Tally every line featuring "Remove", then give that tally alone.

━━━━

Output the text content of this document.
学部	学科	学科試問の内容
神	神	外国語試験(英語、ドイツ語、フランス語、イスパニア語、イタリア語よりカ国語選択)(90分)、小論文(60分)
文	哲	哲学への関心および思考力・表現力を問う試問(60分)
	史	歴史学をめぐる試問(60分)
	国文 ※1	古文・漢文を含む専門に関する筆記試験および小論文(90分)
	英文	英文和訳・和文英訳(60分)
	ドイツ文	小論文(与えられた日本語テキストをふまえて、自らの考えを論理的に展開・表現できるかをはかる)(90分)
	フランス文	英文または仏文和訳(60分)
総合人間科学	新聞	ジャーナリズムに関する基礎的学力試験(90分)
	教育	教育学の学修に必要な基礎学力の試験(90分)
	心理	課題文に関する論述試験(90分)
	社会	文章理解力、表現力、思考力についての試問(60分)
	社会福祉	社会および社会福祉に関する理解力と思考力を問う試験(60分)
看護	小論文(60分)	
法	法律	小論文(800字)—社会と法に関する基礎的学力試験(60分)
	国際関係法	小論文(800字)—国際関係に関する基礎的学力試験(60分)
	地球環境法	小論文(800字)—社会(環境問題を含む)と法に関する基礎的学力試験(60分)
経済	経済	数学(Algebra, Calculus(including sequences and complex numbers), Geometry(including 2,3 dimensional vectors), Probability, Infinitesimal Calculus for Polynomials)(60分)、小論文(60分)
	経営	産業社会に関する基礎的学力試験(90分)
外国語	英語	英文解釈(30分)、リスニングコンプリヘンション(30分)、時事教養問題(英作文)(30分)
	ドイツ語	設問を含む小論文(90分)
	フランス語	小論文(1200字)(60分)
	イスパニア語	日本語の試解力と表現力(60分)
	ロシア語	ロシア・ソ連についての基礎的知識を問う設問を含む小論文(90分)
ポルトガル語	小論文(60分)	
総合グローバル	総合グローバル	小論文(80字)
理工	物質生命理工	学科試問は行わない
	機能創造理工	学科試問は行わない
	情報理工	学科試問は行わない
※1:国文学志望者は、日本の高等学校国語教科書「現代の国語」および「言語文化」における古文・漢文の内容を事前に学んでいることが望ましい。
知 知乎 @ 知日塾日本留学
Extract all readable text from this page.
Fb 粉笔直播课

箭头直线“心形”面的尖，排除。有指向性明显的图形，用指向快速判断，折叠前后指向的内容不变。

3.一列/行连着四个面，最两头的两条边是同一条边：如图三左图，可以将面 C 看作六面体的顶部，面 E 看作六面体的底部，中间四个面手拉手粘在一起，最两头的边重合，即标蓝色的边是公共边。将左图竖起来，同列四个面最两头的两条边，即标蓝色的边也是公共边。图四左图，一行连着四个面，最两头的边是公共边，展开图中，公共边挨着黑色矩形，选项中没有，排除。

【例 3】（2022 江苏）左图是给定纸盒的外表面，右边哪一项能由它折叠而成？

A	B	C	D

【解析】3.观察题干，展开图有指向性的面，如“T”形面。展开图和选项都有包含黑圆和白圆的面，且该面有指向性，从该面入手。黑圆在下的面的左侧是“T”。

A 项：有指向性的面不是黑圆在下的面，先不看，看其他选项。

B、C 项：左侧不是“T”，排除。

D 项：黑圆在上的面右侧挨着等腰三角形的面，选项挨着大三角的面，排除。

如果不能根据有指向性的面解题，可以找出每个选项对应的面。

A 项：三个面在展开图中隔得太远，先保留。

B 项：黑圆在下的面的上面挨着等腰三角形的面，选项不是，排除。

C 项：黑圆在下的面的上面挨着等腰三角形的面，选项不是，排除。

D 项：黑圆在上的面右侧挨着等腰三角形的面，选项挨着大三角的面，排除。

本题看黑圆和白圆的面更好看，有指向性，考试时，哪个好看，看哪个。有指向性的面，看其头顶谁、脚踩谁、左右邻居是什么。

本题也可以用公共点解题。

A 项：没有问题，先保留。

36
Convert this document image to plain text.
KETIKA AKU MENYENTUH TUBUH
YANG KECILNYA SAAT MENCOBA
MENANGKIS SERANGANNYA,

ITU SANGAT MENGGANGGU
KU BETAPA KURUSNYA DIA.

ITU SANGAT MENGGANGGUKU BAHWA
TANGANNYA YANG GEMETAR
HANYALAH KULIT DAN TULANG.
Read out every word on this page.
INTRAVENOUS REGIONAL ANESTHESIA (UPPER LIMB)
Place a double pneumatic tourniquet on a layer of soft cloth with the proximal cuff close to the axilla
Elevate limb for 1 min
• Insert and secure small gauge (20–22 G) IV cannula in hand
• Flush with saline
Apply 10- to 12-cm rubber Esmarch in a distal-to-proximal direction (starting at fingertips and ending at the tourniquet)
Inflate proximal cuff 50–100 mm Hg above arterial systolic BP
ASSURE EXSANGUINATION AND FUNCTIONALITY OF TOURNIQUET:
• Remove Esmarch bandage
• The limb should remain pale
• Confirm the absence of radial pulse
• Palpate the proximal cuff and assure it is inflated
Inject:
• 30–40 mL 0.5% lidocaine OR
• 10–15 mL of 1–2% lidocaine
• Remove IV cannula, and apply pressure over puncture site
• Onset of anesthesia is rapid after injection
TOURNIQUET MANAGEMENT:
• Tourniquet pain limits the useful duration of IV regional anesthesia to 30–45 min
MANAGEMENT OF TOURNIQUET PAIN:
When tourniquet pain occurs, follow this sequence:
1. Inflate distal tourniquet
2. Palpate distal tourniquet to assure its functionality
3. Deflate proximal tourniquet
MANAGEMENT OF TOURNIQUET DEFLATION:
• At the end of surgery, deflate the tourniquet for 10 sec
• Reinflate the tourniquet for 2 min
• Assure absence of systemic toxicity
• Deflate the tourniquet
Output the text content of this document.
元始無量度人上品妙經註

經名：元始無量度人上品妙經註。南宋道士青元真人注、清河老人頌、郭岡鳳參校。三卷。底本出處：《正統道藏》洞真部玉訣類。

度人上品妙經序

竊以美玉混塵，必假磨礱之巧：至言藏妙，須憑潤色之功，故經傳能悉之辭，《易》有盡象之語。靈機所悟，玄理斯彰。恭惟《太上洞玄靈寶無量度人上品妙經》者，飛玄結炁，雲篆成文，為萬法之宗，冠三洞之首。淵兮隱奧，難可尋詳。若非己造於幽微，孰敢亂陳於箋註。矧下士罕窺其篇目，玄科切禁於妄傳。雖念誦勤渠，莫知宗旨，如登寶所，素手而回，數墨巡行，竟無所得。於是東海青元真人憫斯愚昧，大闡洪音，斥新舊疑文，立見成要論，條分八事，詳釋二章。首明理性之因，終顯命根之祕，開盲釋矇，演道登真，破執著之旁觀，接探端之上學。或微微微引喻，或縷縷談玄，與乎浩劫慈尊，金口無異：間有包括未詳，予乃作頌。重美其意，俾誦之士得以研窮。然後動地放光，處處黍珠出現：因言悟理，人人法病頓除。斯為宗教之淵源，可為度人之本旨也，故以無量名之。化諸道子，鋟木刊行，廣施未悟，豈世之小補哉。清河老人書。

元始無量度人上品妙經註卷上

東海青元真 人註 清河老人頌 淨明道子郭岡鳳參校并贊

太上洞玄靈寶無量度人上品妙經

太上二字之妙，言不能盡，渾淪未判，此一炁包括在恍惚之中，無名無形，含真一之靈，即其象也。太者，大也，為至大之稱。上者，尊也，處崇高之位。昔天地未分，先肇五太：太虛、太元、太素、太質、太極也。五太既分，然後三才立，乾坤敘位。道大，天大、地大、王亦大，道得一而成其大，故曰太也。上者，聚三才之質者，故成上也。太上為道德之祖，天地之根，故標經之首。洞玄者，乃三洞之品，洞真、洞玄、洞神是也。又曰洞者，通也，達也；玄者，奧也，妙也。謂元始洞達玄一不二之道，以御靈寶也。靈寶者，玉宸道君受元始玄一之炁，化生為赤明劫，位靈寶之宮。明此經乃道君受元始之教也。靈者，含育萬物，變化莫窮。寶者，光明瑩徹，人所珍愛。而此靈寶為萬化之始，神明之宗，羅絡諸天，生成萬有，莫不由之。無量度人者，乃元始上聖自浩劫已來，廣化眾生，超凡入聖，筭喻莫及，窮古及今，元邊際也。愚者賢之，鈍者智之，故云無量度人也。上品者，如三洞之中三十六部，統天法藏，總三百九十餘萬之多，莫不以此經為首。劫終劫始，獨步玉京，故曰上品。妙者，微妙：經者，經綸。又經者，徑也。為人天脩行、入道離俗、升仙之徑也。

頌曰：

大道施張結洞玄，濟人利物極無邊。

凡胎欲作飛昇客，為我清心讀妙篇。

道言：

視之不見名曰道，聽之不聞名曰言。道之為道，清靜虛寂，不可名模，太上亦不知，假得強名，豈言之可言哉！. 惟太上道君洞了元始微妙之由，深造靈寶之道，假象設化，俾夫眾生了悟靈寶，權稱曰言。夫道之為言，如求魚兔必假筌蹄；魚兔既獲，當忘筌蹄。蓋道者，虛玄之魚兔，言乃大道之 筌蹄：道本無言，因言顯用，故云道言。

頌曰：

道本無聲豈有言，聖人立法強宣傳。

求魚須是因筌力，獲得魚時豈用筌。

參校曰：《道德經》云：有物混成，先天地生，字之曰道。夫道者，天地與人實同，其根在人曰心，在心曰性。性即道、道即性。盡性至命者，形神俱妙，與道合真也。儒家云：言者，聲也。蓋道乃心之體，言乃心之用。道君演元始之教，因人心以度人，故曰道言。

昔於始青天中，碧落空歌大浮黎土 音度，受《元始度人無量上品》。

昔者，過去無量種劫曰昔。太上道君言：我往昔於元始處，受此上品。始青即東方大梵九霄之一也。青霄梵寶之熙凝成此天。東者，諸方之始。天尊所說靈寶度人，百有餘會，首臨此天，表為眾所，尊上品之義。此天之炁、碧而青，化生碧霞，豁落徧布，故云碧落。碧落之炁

━━━━

RESULT OF THIS EXERCISE – 2